**Description of the task**: Count the lines in the data below where the string "Личные" occurs, please, and give the number alone.

**Task material**:
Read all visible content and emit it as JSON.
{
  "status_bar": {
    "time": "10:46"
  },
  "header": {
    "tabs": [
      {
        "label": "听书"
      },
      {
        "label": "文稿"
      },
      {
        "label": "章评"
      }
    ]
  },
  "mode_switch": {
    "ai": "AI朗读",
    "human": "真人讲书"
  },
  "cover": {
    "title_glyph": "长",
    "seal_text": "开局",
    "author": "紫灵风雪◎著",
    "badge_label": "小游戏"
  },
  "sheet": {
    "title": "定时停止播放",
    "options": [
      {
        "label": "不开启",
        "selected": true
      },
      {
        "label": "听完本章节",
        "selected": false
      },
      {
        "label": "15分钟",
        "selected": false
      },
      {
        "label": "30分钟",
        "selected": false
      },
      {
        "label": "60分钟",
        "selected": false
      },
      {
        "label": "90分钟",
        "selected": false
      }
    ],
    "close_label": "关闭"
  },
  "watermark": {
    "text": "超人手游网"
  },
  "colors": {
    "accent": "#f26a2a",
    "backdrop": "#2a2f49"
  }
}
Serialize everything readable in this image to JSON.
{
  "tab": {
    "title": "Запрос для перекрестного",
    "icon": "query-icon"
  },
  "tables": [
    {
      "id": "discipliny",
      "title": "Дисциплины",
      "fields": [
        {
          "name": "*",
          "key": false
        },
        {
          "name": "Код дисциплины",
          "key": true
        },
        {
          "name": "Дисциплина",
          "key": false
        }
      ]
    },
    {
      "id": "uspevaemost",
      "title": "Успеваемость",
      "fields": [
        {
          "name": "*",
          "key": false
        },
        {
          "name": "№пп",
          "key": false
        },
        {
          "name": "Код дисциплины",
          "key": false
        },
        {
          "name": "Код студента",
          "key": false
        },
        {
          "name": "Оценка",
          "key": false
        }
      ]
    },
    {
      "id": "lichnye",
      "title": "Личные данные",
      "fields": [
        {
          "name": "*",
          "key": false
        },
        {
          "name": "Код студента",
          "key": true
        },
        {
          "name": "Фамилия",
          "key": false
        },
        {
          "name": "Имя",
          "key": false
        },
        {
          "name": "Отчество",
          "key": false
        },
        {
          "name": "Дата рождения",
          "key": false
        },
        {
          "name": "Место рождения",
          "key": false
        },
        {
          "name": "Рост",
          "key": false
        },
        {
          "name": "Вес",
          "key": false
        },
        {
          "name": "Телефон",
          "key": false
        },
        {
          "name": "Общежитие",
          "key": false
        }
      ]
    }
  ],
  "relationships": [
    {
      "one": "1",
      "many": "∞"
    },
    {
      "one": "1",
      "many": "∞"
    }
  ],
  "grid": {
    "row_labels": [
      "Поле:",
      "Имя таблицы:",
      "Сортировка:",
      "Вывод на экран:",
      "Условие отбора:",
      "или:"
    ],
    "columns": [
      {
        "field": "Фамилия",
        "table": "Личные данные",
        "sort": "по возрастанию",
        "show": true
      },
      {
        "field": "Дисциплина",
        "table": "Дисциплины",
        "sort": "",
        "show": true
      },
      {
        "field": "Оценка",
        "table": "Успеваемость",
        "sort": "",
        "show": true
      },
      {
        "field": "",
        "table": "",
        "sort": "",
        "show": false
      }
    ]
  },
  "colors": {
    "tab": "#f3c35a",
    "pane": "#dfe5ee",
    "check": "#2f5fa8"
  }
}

**Output**: 2